Copy every line of the data that includes the string "month".

— Start of Material to process —

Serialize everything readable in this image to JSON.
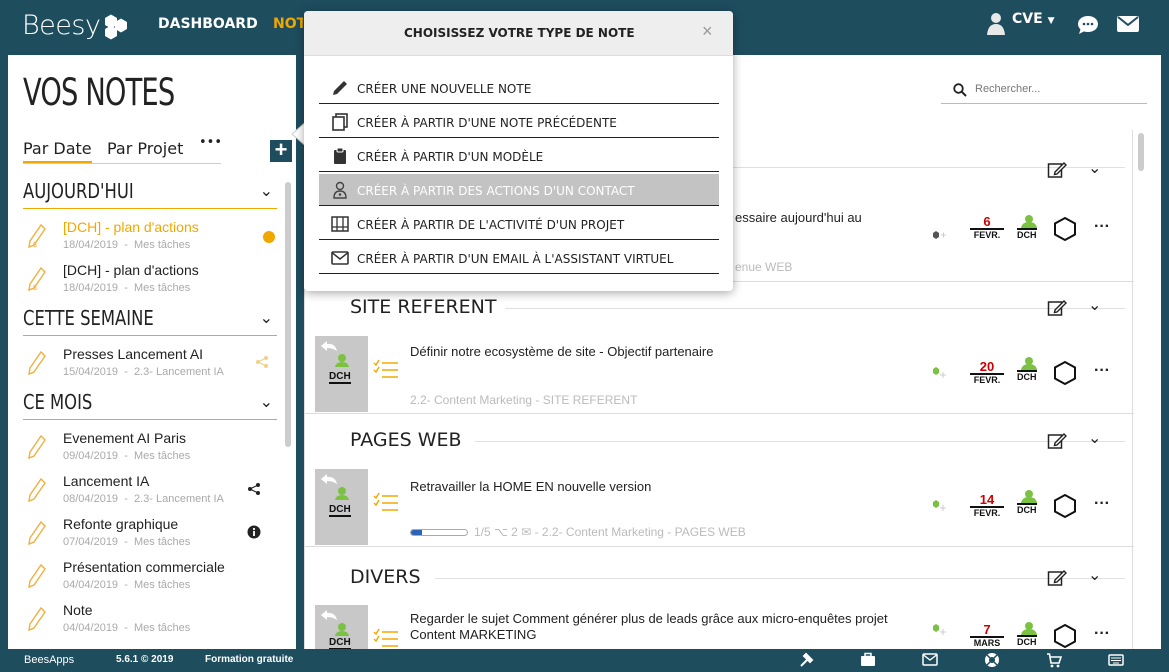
{
  "app": {
    "logo_text": "Beesy",
    "accent": "#f0a800",
    "brand": "#1e4d5e"
  },
  "nav": {
    "dashboard": "DASHBOARD",
    "notes": "NOTES",
    "user": "CVE"
  },
  "left": {
    "title": "VOS NOTES",
    "tabs": [
      "Par Date",
      "Par Projet",
      "•••"
    ],
    "sections": [
      {
        "title": "AUJOURD'HUI",
        "items": [
          {
            "title": "[DCH] - plan d'actions",
            "date": "18/04/2019",
            "project": "Mes tâches"
          },
          {
            "title": "[DCH] - plan d'actions",
            "date": "18/04/2019",
            "project": "Mes tâches"
          }
        ]
      },
      {
        "title": "CETTE SEMAINE",
        "items": [
          {
            "title": "Presses Lancement AI",
            "date": "15/04/2019",
            "project": "2.3- Lancement IA"
          }
        ]
      },
      {
        "title": "CE MOIS",
        "items": [
          {
            "title": "Evenement AI Paris",
            "date": "09/04/2019",
            "project": "Mes tâches"
          },
          {
            "title": "Lancement IA",
            "date": "08/04/2019",
            "project": "2.3- Lancement IA"
          },
          {
            "title": "Refonte graphique",
            "date": "07/04/2019",
            "project": "Mes tâches"
          },
          {
            "title": "Présentation commerciale",
            "date": "04/04/2019",
            "project": "Mes tâches"
          },
          {
            "title": "Note",
            "date": "04/04/2019",
            "project": "Mes tâches"
          }
        ]
      }
    ],
    "separator": "-"
  },
  "main": {
    "search_placeholder": "Rechercher...",
    "top_task": {
      "title_partial": "essaire aujourd'hui au",
      "meta_partial": "enue WEB",
      "day": "6",
      "month": "FEVR.",
      "user": "DCH"
    },
    "groups": [
      {
        "title": "SITE REFERENT",
        "task": {
          "thumb_user": "DCH",
          "title": "Définir notre ecosystème de site - Objectif partenaire",
          "meta": "2.2- Content Marketing - SITE REFERENT",
          "day": "20",
          "month": "FEVR.",
          "user": "DCH"
        }
      },
      {
        "title": "PAGES WEB",
        "task": {
          "thumb_user": "DCH",
          "title": "Retravailler la HOME EN nouvelle version",
          "meta": "1/5 ⌥ 2 ✉ - 2.2- Content Marketing - PAGES WEB",
          "progress": 0.2,
          "day": "14",
          "month": "FEVR.",
          "user": "DCH"
        }
      },
      {
        "title": "DIVERS",
        "task": {
          "thumb_user": "DCH",
          "title": "Regarder le sujet Comment générer plus de leads grâce aux micro-enquêtes projet Content MARKETING",
          "meta": "",
          "day": "7",
          "month": "MARS",
          "user": "DCH"
        }
      }
    ]
  },
  "popup": {
    "title": "CHOISISSEZ VOTRE TYPE DE NOTE",
    "close": "×",
    "items": [
      {
        "label": "CRÉER UNE NOUVELLE NOTE",
        "icon": "pencil-icon"
      },
      {
        "label": "CRÉER À PARTIR D'UNE NOTE PRÉCÉDENTE",
        "icon": "copy-icon"
      },
      {
        "label": "CRÉER À PARTIR D'UN MODÈLE",
        "icon": "clipboard-icon"
      },
      {
        "label": "CRÉER À PARTIR DES ACTIONS D'UN CONTACT",
        "icon": "contact-icon",
        "highlighted": true
      },
      {
        "label": "CRÉER À PARTIR DE L'ACTIVITÉ D'UN PROJET",
        "icon": "project-icon"
      },
      {
        "label": "CRÉER À PARTIR D'UN EMAIL À L'ASSISTANT VIRTUEL",
        "icon": "mail-icon"
      }
    ]
  },
  "footer": {
    "brand": "BeesApps",
    "version": "5.6.1 © 2019",
    "training": "Formation gratuite"
  }
}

— End of Material to process —

▸ **Response to the task**
      "month": "FEVR.",
          "month": "FEVR.",
          "month": "FEVR.",
          "month": "MARS",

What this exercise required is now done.